## Information shown
■ ■ ■ ■ ■

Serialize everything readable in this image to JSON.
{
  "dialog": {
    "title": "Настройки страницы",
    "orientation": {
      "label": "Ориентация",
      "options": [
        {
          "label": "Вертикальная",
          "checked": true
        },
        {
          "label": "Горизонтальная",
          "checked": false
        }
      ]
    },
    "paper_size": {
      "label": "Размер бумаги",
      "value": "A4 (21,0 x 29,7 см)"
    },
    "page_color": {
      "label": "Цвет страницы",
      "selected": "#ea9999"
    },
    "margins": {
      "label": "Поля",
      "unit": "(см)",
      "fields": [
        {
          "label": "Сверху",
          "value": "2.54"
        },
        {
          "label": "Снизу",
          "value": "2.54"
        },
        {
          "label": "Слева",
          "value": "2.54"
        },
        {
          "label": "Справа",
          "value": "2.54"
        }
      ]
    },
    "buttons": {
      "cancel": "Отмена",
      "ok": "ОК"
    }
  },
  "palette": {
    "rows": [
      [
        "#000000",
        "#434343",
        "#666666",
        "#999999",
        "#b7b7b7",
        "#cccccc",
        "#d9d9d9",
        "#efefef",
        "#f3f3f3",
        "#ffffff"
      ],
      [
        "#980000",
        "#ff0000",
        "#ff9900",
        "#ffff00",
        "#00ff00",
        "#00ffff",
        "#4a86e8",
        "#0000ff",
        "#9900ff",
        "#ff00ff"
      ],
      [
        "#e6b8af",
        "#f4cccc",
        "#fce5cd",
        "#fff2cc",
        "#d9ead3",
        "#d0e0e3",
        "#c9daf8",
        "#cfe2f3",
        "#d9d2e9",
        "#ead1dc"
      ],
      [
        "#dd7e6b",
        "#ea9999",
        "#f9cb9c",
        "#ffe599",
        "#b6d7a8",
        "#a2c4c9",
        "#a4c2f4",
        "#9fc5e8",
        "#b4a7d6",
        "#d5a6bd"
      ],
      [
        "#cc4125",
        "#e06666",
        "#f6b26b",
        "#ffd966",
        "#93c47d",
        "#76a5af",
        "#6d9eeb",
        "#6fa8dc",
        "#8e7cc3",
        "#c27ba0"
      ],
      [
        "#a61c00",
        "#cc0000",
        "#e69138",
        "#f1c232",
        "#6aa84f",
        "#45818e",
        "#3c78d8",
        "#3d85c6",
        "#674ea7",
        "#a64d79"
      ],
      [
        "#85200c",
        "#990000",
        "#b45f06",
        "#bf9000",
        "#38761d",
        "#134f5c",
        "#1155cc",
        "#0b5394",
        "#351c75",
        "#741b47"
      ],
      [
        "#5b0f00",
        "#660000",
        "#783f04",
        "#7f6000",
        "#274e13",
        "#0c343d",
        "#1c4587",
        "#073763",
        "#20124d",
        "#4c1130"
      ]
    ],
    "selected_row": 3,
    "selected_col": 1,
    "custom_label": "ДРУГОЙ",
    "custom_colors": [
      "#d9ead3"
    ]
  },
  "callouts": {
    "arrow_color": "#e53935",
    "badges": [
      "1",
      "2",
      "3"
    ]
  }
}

■ ■ ■ ■ ■

## Written request
From the records above, copy every line that holds the word "страницы".

## Worked solution
    "title": "Настройки страницы",
      "label": "Цвет страницы",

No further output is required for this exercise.